-- Start of Data rows --
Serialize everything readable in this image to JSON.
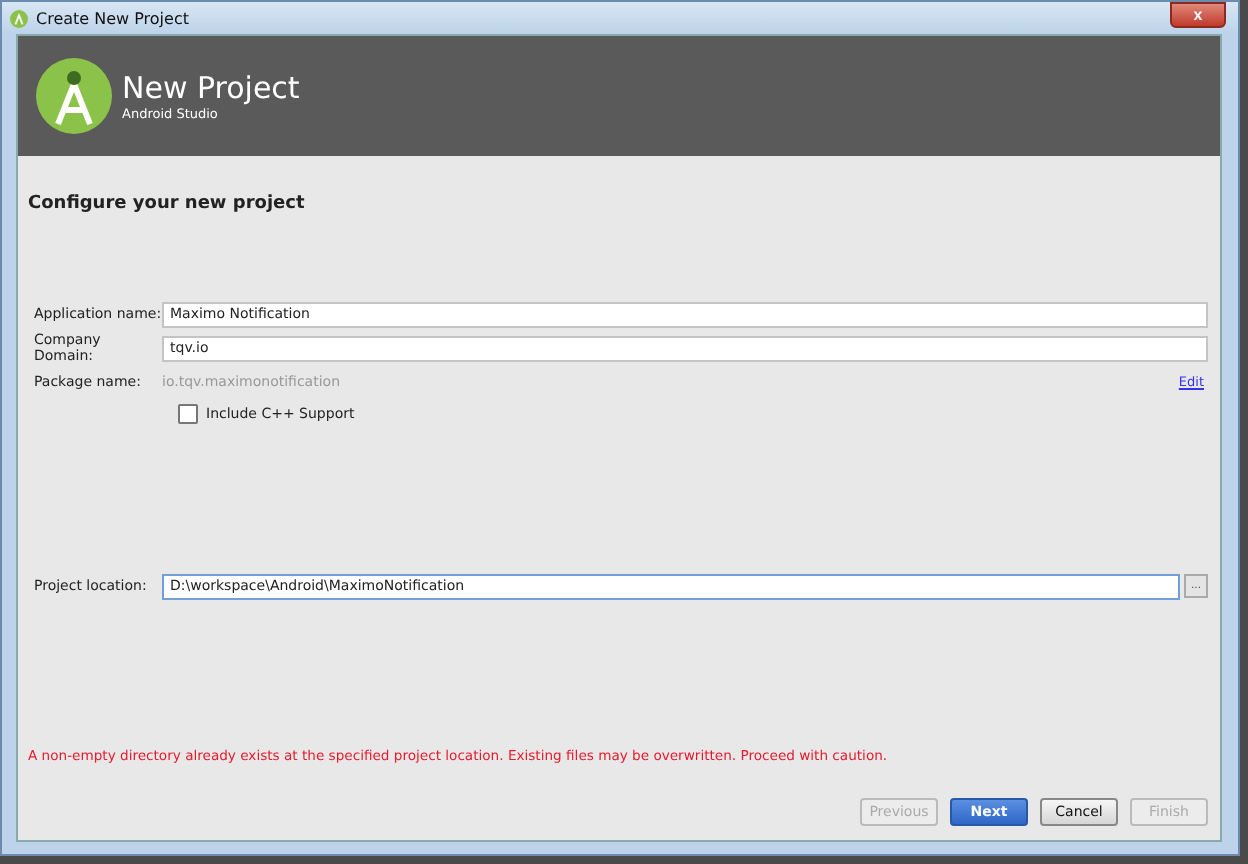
{
  "window": {
    "title": "Create New Project",
    "close": "x"
  },
  "header": {
    "title": "New Project",
    "subtitle": "Android Studio"
  },
  "page_title": "Configure your new project",
  "fields": [
    {
      "kind": "input",
      "label": "Application name:",
      "value": "Maximo Notification",
      "focused": false
    },
    {
      "kind": "input",
      "label": "Company Domain:",
      "value": "tqv.io",
      "focused": false
    },
    {
      "kind": "readonly",
      "label": "Package name:",
      "value": "io.tqv.maximonotification",
      "link": "Edit"
    }
  ],
  "include_cpp": {
    "label": "Include C++ Support",
    "checked": false
  },
  "project_location": {
    "label": "Project location:",
    "value": "D:\\workspace\\Android\\MaximoNotification",
    "focused": true,
    "browse": "..."
  },
  "warning": "A non-empty directory already exists at the specified project location. Existing files may be overwritten. Proceed with caution.",
  "buttons": [
    {
      "label": "Previous",
      "disabled": true,
      "primary": false
    },
    {
      "label": "Next",
      "disabled": false,
      "primary": true
    },
    {
      "label": "Cancel",
      "disabled": false,
      "primary": false
    },
    {
      "label": "Finish",
      "disabled": true,
      "primary": false
    }
  ]
}
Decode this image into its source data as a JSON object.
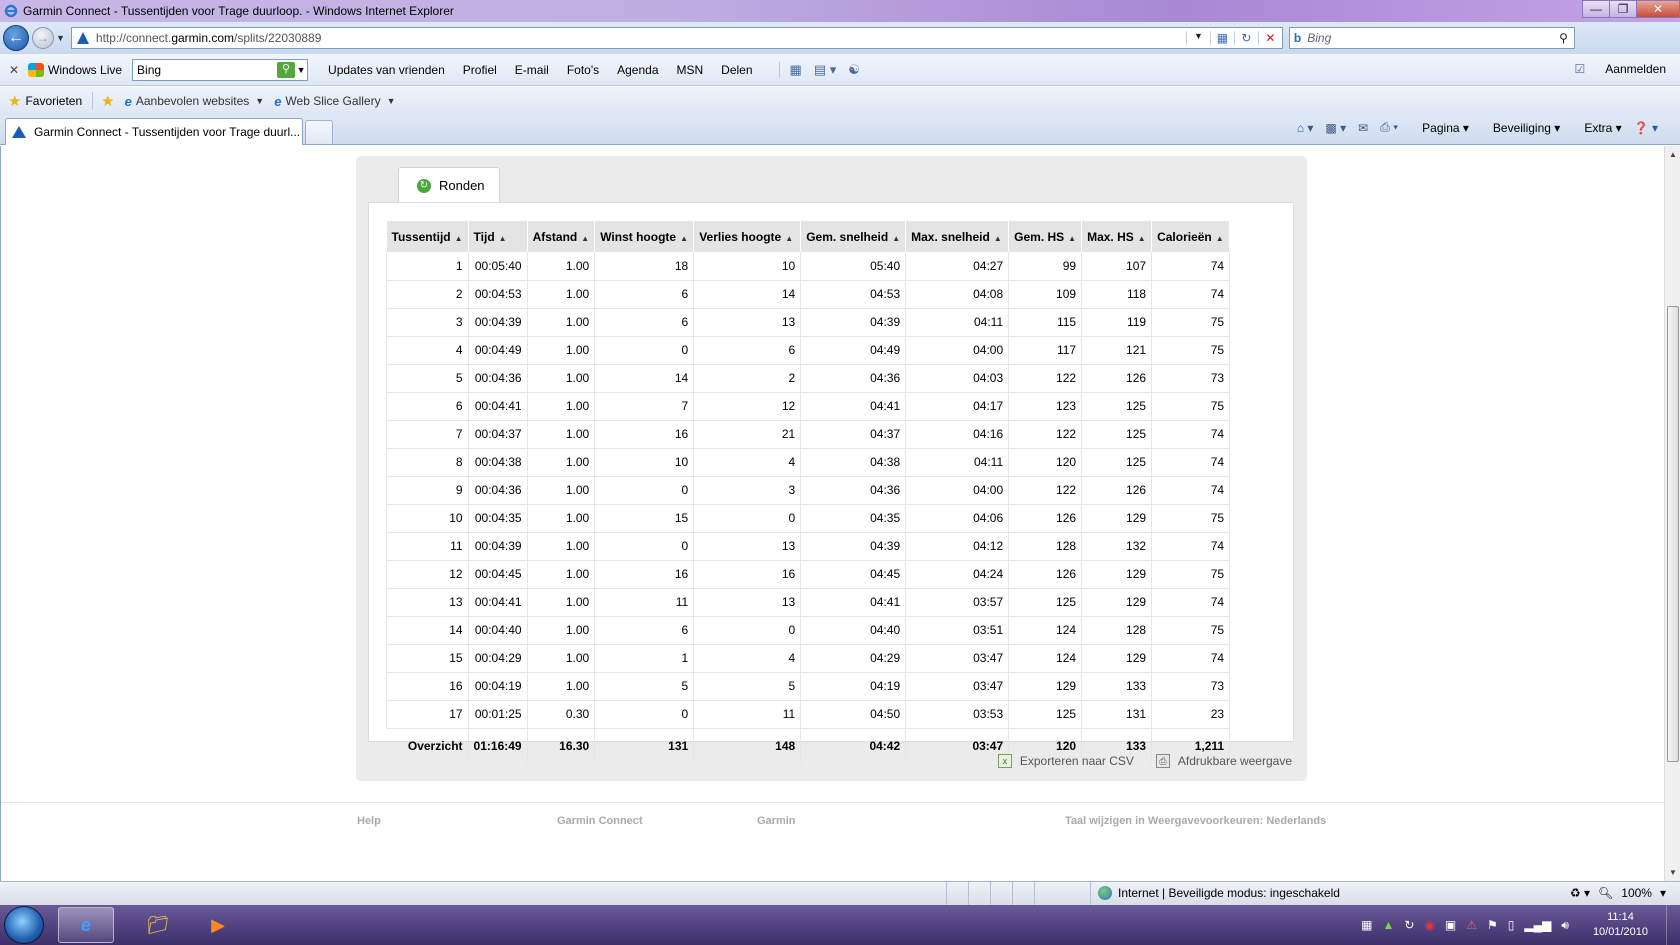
{
  "window": {
    "title": "Garmin Connect - Tussentijden voor Trage duurloop. - Windows Internet Explorer",
    "controls": [
      "0",
      "1",
      "r"
    ]
  },
  "address": {
    "url_prefix": "http://connect.",
    "url_domain": "garmin.com",
    "url_path": "/splits/22030889",
    "search_placeholder": "Bing"
  },
  "windows_live": {
    "brand": "Windows Live",
    "search_value": "Bing",
    "links": [
      "Updates van vrienden",
      "Profiel",
      "E-mail",
      "Foto's",
      "Agenda",
      "MSN",
      "Delen"
    ],
    "signin": "Aanmelden"
  },
  "favorites": {
    "label": "Favorieten",
    "links": [
      "Aanbevolen websites",
      "Web Slice Gallery"
    ]
  },
  "tab": {
    "title": "Garmin Connect - Tussentijden voor Trage duurl..."
  },
  "command_bar": [
    "Pagina",
    "Beveiliging",
    "Extra"
  ],
  "page": {
    "tab_label": "Ronden",
    "columns": [
      "Tussentijd",
      "Tijd",
      "Afstand",
      "Winst hoogte",
      "Verlies hoogte",
      "Gem. snelheid",
      "Max. snelheid",
      "Gem. HS",
      "Max. HS",
      "Calorieën"
    ],
    "rows": [
      [
        "1",
        "00:05:40",
        "1.00",
        "18",
        "10",
        "05:40",
        "04:27",
        "99",
        "107",
        "74"
      ],
      [
        "2",
        "00:04:53",
        "1.00",
        "6",
        "14",
        "04:53",
        "04:08",
        "109",
        "118",
        "74"
      ],
      [
        "3",
        "00:04:39",
        "1.00",
        "6",
        "13",
        "04:39",
        "04:11",
        "115",
        "119",
        "75"
      ],
      [
        "4",
        "00:04:49",
        "1.00",
        "0",
        "6",
        "04:49",
        "04:00",
        "117",
        "121",
        "75"
      ],
      [
        "5",
        "00:04:36",
        "1.00",
        "14",
        "2",
        "04:36",
        "04:03",
        "122",
        "126",
        "73"
      ],
      [
        "6",
        "00:04:41",
        "1.00",
        "7",
        "12",
        "04:41",
        "04:17",
        "123",
        "125",
        "75"
      ],
      [
        "7",
        "00:04:37",
        "1.00",
        "16",
        "21",
        "04:37",
        "04:16",
        "122",
        "125",
        "74"
      ],
      [
        "8",
        "00:04:38",
        "1.00",
        "10",
        "4",
        "04:38",
        "04:11",
        "120",
        "125",
        "74"
      ],
      [
        "9",
        "00:04:36",
        "1.00",
        "0",
        "3",
        "04:36",
        "04:00",
        "122",
        "126",
        "74"
      ],
      [
        "10",
        "00:04:35",
        "1.00",
        "15",
        "0",
        "04:35",
        "04:06",
        "126",
        "129",
        "75"
      ],
      [
        "11",
        "00:04:39",
        "1.00",
        "0",
        "13",
        "04:39",
        "04:12",
        "128",
        "132",
        "74"
      ],
      [
        "12",
        "00:04:45",
        "1.00",
        "16",
        "16",
        "04:45",
        "04:24",
        "126",
        "129",
        "75"
      ],
      [
        "13",
        "00:04:41",
        "1.00",
        "11",
        "13",
        "04:41",
        "03:57",
        "125",
        "129",
        "74"
      ],
      [
        "14",
        "00:04:40",
        "1.00",
        "6",
        "0",
        "04:40",
        "03:51",
        "124",
        "128",
        "75"
      ],
      [
        "15",
        "00:04:29",
        "1.00",
        "1",
        "4",
        "04:29",
        "03:47",
        "124",
        "129",
        "74"
      ],
      [
        "16",
        "00:04:19",
        "1.00",
        "5",
        "5",
        "04:19",
        "03:47",
        "129",
        "133",
        "73"
      ],
      [
        "17",
        "00:01:25",
        "0.30",
        "0",
        "11",
        "04:50",
        "03:53",
        "125",
        "131",
        "23"
      ]
    ],
    "summary": [
      "Overzicht",
      "01:16:49",
      "16.30",
      "131",
      "148",
      "04:42",
      "03:47",
      "120",
      "133",
      "1,211"
    ],
    "export_csv": "Exporteren naar CSV",
    "printable": "Afdrukbare weergave",
    "footer_links": [
      "Help",
      "Garmin Connect",
      "Garmin",
      "Taal wijzigen in Weergavevoorkeuren: Nederlands"
    ]
  },
  "status": {
    "zone": "Internet | Beveiligde modus: ingeschakeld",
    "zoom": "100%"
  },
  "taskbar": {
    "time": "11:14",
    "date": "10/01/2010"
  }
}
-- End of Data rows --
__Task details__. Reply with the number of lines in the data that include the string "this" and nothing else.

__Full answer__. 2